- [What needs to be done]: Go through the records and copy each line where the word "Windows" occurs.

****************

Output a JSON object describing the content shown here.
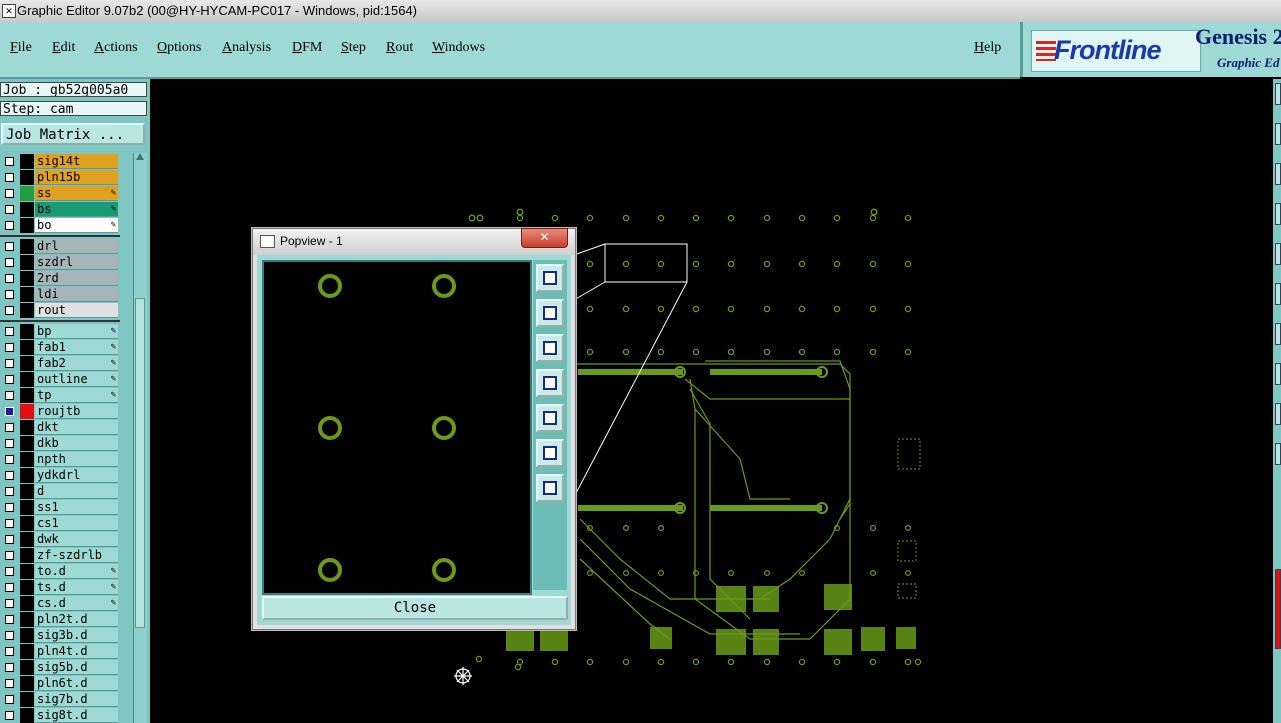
{
  "window": {
    "title": "Graphic Editor 9.07b2 (00@HY-HYCAM-PC017 - Windows, pid:1564)"
  },
  "menu": [
    "File",
    "Edit",
    "Actions",
    "Options",
    "Analysis",
    "DFM",
    "Step",
    "Rout",
    "Windows"
  ],
  "help_label": "Help",
  "brand": {
    "logo_text": "Frontline",
    "product": "Genesis 2",
    "subtitle": "Graphic Ed"
  },
  "job": {
    "job_label": "Job : gb52g005a0",
    "step_label": "Step: cam",
    "matrix_button": "Job Matrix ..."
  },
  "layers": [
    {
      "name": "sig14t",
      "color": "#e0a020",
      "edit": false,
      "active": false
    },
    {
      "name": "pln15b",
      "color": "#e0a020",
      "edit": false,
      "active": false
    },
    {
      "name": "ss",
      "color": "#e0a020",
      "edit": true,
      "active": false,
      "swatch": "#1fa040"
    },
    {
      "name": "bs",
      "color": "#1a9a72",
      "edit": true,
      "active": false
    },
    {
      "name": "bo",
      "color": "#ffffff",
      "edit": true,
      "active": false
    },
    {
      "name": "drl",
      "color": "#a6b6b8",
      "edit": false,
      "active": false
    },
    {
      "name": "szdrl",
      "color": "#a6b6b8",
      "edit": false,
      "active": false
    },
    {
      "name": "2rd",
      "color": "#a6b6b8",
      "edit": false,
      "active": false
    },
    {
      "name": "ldi",
      "color": "#a6b6b8",
      "edit": false,
      "active": false
    },
    {
      "name": "rout",
      "color": "#e0e0e0",
      "edit": false,
      "active": false
    },
    {
      "name": "bp",
      "color": "#9ed9d5",
      "edit": true,
      "active": false
    },
    {
      "name": "fab1",
      "color": "#9ed9d5",
      "edit": true,
      "active": false
    },
    {
      "name": "fab2",
      "color": "#9ed9d5",
      "edit": true,
      "active": false
    },
    {
      "name": "outline",
      "color": "#9ed9d5",
      "edit": true,
      "active": false
    },
    {
      "name": "tp",
      "color": "#9ed9d5",
      "edit": true,
      "active": false
    },
    {
      "name": "roujtb",
      "color": "#9ed9d5",
      "edit": false,
      "active": true,
      "swatch": "#e01010"
    },
    {
      "name": "dkt",
      "color": "#9ed9d5",
      "edit": false,
      "active": false
    },
    {
      "name": "dkb",
      "color": "#9ed9d5",
      "edit": false,
      "active": false
    },
    {
      "name": "npth",
      "color": "#9ed9d5",
      "edit": false,
      "active": false
    },
    {
      "name": "ydkdrl",
      "color": "#9ed9d5",
      "edit": false,
      "active": false
    },
    {
      "name": "d",
      "color": "#9ed9d5",
      "edit": false,
      "active": false
    },
    {
      "name": "ss1",
      "color": "#9ed9d5",
      "edit": false,
      "active": false
    },
    {
      "name": "cs1",
      "color": "#9ed9d5",
      "edit": false,
      "active": false
    },
    {
      "name": "dwk",
      "color": "#9ed9d5",
      "edit": false,
      "active": false
    },
    {
      "name": "zf-szdrlb",
      "color": "#9ed9d5",
      "edit": false,
      "active": false
    },
    {
      "name": "to.d",
      "color": "#9ed9d5",
      "edit": true,
      "active": false
    },
    {
      "name": "ts.d",
      "color": "#9ed9d5",
      "edit": true,
      "active": false
    },
    {
      "name": "cs.d",
      "color": "#9ed9d5",
      "edit": true,
      "active": false
    },
    {
      "name": "pln2t.d",
      "color": "#9ed9d5",
      "edit": false,
      "active": false
    },
    {
      "name": "sig3b.d",
      "color": "#9ed9d5",
      "edit": false,
      "active": false
    },
    {
      "name": "pln4t.d",
      "color": "#9ed9d5",
      "edit": false,
      "active": false
    },
    {
      "name": "sig5b.d",
      "color": "#9ed9d5",
      "edit": false,
      "active": false
    },
    {
      "name": "pln6t.d",
      "color": "#9ed9d5",
      "edit": false,
      "active": false
    },
    {
      "name": "sig7b.d",
      "color": "#9ed9d5",
      "edit": false,
      "active": false
    },
    {
      "name": "sig8t.d",
      "color": "#9ed9d5",
      "edit": false,
      "active": false
    }
  ],
  "popview": {
    "title": "Popview - 1",
    "close_label": "Close"
  },
  "colors": {
    "pcb_green": "#6a9a1a",
    "panel": "#9ed9d5",
    "menu_bg": "#9ed9d5"
  }
}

****************

- [Answer section]:
    "title": "Graphic Editor 9.07b2 (00@HY-HYCAM-PC017 - Windows, pid:1564)"
    "Windows"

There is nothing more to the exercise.